[Begin]
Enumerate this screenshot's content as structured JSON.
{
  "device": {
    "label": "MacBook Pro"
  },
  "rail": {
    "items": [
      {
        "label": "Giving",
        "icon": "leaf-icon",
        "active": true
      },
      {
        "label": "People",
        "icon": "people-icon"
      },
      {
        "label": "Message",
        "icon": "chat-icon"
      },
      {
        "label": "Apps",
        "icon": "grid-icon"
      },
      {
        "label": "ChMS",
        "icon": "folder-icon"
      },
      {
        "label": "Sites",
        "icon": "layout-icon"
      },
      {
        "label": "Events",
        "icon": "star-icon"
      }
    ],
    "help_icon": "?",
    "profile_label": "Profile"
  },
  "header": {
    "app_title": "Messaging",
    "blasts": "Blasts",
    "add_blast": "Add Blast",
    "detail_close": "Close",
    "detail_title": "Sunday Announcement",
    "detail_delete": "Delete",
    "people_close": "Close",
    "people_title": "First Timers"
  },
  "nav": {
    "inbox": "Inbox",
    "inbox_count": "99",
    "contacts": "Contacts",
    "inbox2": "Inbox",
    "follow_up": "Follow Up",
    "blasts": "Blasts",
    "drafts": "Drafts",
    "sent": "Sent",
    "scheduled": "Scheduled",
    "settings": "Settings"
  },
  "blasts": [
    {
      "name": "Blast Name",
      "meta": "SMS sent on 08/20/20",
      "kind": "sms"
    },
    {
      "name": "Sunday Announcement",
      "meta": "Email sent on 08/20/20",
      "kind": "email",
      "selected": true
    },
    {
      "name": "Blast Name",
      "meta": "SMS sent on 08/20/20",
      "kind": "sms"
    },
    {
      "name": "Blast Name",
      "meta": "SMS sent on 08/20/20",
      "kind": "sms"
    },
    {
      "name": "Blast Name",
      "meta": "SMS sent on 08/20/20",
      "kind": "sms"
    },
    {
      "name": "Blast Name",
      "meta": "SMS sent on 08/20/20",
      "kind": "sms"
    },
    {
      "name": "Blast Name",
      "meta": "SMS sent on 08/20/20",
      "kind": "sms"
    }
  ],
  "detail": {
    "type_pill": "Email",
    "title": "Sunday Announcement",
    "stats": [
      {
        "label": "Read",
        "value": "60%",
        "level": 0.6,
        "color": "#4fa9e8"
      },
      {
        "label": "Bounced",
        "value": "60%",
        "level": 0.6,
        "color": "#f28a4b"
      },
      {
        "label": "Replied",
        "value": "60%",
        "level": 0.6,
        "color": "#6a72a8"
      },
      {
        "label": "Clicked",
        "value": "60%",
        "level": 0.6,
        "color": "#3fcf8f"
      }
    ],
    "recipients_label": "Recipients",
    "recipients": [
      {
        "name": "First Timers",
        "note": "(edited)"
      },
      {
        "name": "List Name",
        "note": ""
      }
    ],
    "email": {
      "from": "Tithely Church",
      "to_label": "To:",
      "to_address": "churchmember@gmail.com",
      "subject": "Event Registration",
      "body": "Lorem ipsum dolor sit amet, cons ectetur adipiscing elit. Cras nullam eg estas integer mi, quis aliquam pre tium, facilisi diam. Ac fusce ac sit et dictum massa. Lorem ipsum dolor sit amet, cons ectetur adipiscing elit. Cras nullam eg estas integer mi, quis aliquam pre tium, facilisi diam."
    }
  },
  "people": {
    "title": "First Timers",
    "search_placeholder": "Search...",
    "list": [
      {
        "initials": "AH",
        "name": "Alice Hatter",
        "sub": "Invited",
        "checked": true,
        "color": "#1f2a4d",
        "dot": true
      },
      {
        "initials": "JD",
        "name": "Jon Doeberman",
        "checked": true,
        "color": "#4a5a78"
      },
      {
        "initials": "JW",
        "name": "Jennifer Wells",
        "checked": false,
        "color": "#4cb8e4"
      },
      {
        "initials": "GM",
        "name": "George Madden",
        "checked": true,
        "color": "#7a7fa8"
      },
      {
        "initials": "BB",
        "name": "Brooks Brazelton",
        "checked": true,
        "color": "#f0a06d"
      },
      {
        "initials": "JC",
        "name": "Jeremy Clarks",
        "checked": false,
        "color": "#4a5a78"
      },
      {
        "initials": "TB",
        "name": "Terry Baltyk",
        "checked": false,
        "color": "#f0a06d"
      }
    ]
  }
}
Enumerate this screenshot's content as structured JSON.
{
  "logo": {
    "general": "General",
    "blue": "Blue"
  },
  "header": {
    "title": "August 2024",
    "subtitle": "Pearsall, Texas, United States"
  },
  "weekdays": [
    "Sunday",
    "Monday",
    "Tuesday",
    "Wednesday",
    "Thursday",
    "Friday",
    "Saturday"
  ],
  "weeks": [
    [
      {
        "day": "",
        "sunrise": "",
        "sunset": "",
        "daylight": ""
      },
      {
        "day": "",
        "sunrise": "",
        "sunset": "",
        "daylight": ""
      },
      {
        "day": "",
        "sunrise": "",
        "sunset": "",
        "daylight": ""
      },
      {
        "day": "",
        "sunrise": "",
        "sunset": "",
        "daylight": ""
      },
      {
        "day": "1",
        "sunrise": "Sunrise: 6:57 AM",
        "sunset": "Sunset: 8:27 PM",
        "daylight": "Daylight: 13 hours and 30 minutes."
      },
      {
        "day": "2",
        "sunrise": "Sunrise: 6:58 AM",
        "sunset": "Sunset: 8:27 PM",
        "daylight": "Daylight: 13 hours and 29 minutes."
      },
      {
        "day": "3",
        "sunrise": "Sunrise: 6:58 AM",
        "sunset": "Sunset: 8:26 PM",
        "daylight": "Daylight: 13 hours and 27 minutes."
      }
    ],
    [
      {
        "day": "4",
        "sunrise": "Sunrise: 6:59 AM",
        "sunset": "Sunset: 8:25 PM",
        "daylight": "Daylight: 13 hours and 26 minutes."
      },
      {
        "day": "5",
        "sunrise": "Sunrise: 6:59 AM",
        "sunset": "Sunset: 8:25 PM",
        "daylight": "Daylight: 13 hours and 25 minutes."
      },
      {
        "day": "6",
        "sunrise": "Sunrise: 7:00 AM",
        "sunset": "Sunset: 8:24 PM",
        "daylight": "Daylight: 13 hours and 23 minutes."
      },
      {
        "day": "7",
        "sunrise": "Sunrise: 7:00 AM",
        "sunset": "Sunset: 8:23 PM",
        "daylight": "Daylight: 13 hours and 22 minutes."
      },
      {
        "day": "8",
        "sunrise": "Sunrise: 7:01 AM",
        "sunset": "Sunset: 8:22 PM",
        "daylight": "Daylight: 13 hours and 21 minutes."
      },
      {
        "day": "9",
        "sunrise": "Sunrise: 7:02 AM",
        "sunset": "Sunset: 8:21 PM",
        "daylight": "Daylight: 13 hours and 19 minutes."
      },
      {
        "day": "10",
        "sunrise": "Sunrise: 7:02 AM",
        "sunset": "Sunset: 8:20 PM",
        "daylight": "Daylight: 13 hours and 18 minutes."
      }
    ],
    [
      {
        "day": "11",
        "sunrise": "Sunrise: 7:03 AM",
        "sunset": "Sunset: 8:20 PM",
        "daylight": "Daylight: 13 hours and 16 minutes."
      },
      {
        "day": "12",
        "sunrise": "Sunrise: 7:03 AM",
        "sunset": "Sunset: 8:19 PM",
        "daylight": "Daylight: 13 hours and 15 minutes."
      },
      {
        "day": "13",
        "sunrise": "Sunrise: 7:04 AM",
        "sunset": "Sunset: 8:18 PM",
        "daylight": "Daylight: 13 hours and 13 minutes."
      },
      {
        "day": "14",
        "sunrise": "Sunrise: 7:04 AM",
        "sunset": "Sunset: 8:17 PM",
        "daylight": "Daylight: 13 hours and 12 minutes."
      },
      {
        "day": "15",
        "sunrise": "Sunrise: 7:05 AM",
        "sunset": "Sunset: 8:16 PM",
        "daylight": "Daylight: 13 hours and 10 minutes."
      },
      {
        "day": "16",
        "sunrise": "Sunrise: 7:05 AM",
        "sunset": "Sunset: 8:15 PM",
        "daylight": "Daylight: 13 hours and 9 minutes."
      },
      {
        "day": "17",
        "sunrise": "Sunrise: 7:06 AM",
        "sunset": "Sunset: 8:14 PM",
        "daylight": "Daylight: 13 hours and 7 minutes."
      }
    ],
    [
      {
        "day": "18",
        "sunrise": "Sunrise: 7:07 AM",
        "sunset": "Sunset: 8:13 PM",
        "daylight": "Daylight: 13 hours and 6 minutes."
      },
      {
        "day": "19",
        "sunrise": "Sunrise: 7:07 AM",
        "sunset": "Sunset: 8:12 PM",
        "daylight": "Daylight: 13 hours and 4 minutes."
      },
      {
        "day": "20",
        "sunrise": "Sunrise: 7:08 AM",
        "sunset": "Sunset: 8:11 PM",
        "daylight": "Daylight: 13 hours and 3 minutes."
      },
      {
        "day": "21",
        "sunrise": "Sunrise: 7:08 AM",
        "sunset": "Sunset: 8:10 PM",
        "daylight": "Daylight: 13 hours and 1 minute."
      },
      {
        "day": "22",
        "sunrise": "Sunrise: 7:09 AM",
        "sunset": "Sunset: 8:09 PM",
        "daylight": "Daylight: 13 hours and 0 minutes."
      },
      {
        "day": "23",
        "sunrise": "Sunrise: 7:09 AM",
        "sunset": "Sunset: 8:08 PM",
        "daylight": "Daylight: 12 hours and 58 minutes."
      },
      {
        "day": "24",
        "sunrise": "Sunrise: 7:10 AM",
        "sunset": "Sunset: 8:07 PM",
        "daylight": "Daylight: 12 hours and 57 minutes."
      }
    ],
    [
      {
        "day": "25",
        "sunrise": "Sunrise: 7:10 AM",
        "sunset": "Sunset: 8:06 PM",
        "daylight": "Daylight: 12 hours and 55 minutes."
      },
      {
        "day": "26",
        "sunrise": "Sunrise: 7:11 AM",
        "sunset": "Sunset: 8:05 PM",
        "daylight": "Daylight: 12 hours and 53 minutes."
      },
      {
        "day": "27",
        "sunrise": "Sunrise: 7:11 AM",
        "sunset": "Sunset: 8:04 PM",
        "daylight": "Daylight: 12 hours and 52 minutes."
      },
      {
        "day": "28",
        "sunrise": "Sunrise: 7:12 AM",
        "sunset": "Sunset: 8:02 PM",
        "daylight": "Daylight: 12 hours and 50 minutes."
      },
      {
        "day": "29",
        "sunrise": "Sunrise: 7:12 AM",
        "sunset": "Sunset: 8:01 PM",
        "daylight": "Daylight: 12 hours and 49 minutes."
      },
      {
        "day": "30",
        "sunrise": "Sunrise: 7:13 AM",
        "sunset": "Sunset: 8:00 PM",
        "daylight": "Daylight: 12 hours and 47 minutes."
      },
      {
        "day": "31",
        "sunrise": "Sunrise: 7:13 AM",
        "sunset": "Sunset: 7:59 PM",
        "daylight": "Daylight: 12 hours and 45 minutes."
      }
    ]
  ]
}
[End]
→ Given instruction: Scan the listing above for the word "Announcement" and show each line where it is found.

→ Result below:
    "detail_title": "Sunday Announcement",
      "name": "Sunday Announcement",
    "title": "Sunday Announcement",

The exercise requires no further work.